▸ PROBLEM: All lines featuring the string "Click" are to be listed.

Dataset items
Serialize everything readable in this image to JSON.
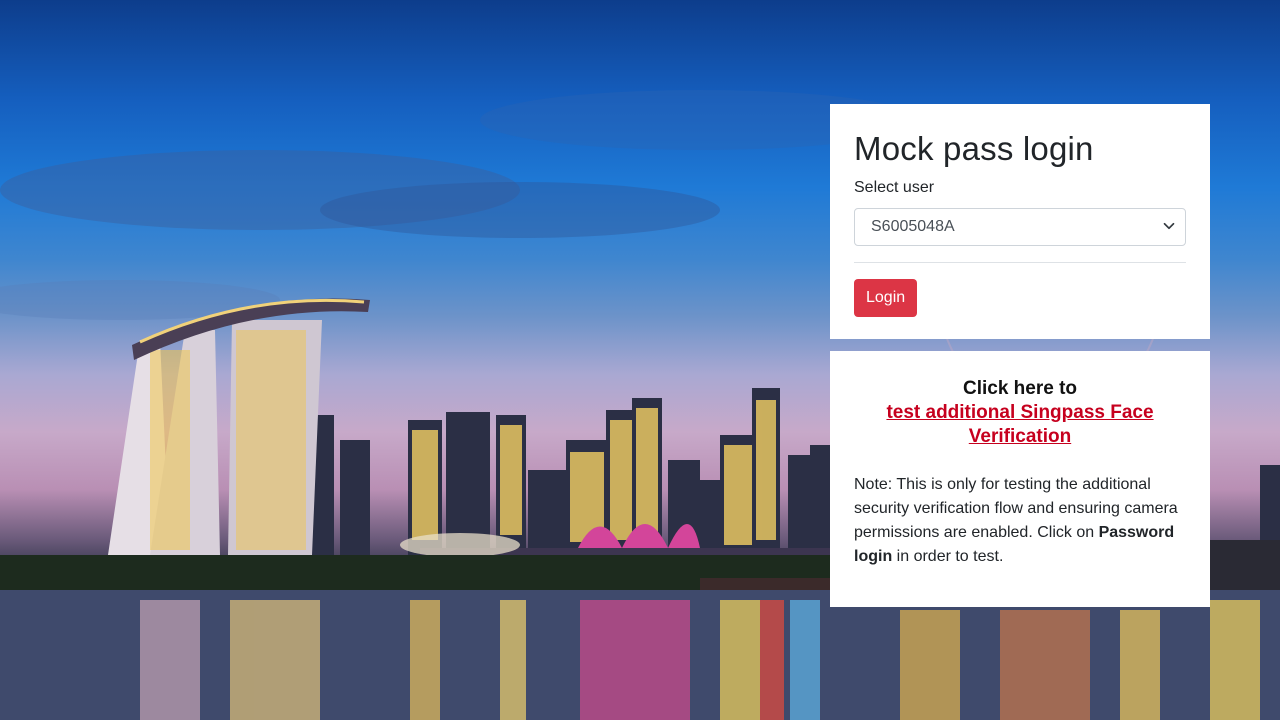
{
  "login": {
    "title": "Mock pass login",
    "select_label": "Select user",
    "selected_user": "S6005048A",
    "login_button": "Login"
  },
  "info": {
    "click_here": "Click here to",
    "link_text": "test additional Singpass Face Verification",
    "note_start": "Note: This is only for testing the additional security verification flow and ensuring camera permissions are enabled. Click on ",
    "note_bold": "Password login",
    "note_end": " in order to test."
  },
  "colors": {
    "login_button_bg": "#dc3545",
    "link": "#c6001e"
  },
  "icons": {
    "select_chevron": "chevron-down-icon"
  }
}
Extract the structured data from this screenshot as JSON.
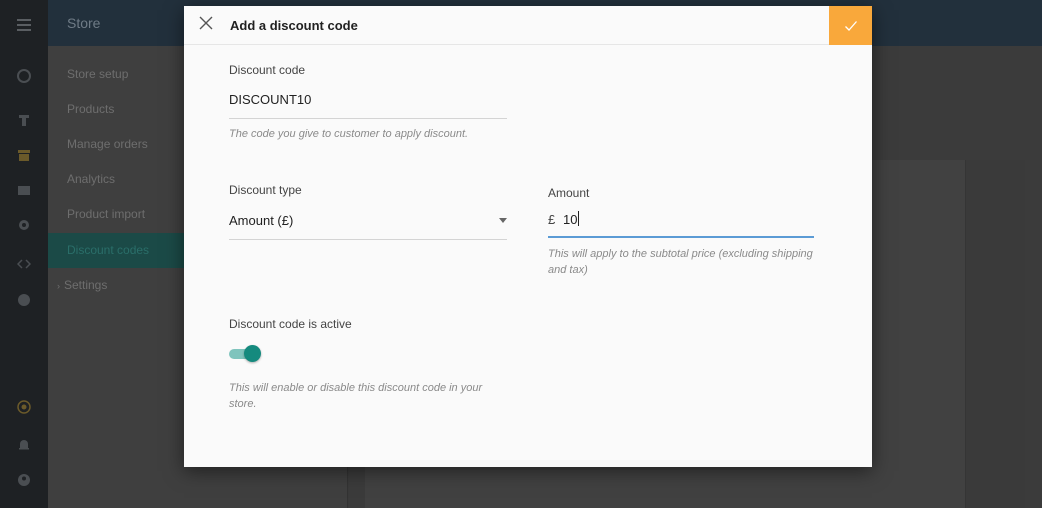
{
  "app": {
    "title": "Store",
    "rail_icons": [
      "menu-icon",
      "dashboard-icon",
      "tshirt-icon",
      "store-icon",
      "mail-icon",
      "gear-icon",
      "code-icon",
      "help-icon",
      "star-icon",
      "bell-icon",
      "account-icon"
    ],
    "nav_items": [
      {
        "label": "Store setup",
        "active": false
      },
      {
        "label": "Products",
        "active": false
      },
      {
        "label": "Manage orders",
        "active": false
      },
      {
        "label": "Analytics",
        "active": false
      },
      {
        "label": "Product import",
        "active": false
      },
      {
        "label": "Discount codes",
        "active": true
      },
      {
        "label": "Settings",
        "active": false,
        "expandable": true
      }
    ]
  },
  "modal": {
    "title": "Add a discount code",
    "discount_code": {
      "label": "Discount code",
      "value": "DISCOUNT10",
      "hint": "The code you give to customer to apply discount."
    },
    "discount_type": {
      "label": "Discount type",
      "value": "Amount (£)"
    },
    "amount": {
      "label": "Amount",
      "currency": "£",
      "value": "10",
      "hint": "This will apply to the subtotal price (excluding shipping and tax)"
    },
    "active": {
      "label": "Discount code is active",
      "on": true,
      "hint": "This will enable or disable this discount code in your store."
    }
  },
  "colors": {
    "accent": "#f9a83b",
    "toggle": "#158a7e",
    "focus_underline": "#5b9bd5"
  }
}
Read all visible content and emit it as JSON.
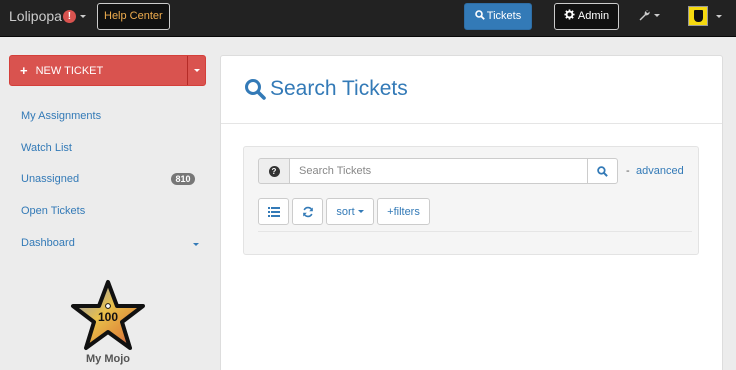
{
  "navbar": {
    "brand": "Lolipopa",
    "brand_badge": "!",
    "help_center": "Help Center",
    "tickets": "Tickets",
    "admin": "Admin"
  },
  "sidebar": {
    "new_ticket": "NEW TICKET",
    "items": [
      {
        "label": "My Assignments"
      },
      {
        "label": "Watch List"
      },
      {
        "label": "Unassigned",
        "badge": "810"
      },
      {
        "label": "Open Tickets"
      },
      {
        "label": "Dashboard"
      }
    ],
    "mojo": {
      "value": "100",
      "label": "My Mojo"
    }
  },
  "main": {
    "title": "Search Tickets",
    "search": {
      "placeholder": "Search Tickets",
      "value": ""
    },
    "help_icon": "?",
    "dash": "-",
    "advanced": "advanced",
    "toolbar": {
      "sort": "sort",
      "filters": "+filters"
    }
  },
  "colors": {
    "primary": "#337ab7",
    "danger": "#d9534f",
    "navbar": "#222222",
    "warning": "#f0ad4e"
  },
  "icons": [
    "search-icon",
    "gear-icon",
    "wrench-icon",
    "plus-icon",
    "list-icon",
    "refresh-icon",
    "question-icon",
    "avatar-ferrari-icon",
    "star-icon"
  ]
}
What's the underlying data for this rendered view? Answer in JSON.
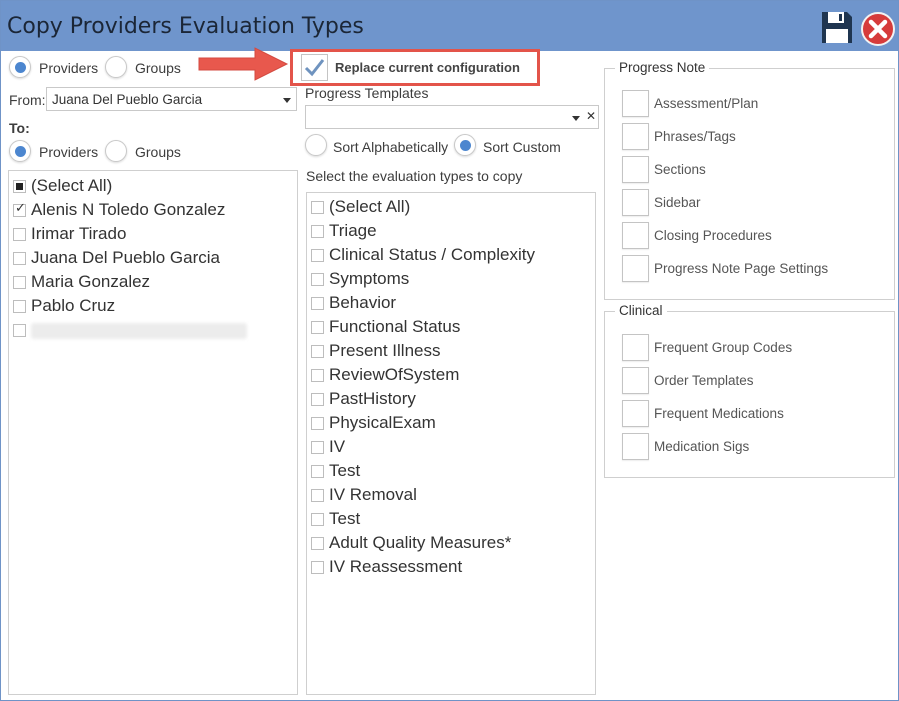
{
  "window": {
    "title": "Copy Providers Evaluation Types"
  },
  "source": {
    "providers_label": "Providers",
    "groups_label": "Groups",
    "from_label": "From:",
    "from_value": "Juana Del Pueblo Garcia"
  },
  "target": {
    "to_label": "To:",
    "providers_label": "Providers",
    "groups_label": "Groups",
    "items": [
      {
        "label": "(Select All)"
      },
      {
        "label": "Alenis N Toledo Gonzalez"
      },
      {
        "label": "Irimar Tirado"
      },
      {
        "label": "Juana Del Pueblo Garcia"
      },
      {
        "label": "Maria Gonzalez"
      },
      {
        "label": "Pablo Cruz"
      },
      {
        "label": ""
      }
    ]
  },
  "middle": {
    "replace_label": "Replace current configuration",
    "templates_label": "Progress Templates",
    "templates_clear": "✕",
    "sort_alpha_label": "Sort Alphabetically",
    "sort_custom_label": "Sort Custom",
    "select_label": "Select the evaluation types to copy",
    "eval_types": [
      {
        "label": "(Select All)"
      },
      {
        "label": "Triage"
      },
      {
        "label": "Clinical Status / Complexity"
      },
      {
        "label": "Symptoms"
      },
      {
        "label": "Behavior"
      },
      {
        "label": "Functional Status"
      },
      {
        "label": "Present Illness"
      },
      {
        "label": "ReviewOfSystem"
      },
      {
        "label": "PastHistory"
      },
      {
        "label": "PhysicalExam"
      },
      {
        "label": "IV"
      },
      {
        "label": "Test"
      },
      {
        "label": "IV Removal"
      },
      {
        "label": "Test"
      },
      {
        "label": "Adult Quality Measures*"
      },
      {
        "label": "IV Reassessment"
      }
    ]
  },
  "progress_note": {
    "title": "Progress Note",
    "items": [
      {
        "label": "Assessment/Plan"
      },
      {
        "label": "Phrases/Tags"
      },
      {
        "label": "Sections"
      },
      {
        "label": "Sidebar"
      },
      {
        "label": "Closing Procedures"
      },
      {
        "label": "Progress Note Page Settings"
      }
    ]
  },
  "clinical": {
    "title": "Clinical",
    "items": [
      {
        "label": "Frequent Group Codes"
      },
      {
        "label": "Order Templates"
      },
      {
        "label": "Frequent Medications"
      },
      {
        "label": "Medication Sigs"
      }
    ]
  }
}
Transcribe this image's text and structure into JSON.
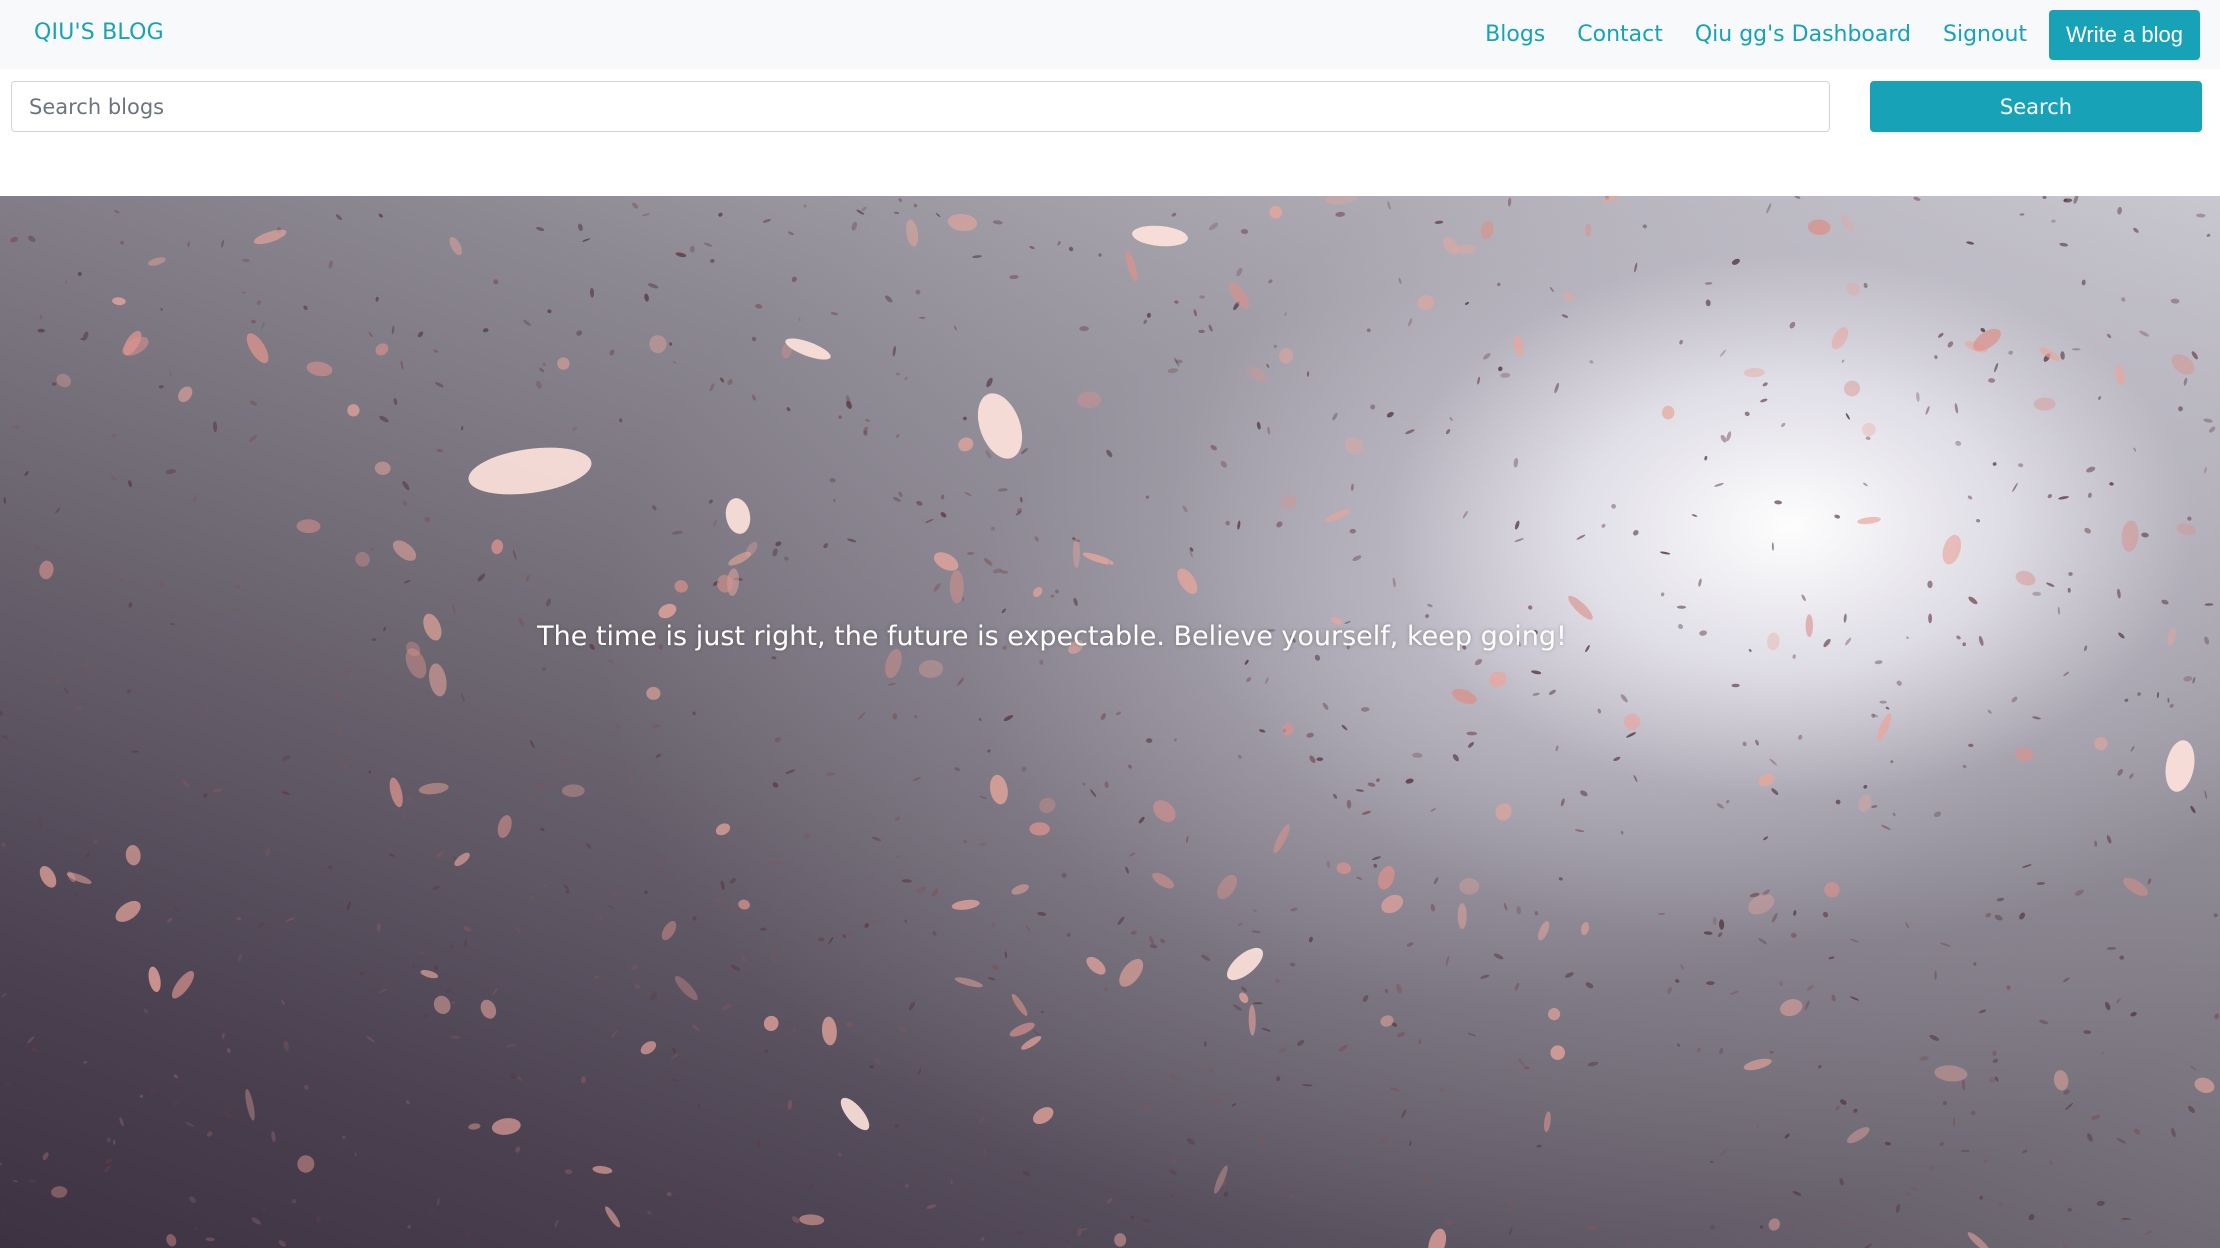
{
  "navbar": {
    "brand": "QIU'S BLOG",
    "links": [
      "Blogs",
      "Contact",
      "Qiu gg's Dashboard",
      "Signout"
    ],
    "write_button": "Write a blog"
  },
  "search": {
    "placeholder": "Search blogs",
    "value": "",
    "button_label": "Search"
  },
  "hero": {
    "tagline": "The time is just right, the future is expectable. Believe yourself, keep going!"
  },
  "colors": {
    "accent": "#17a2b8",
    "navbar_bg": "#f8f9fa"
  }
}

▸ COMPLETE RESPONSE:
    "click_here": "Click here to",
    "note_start": "Note: This is only for testing the additional security verification flow and ensuring camera permissions are enabled. Click on ",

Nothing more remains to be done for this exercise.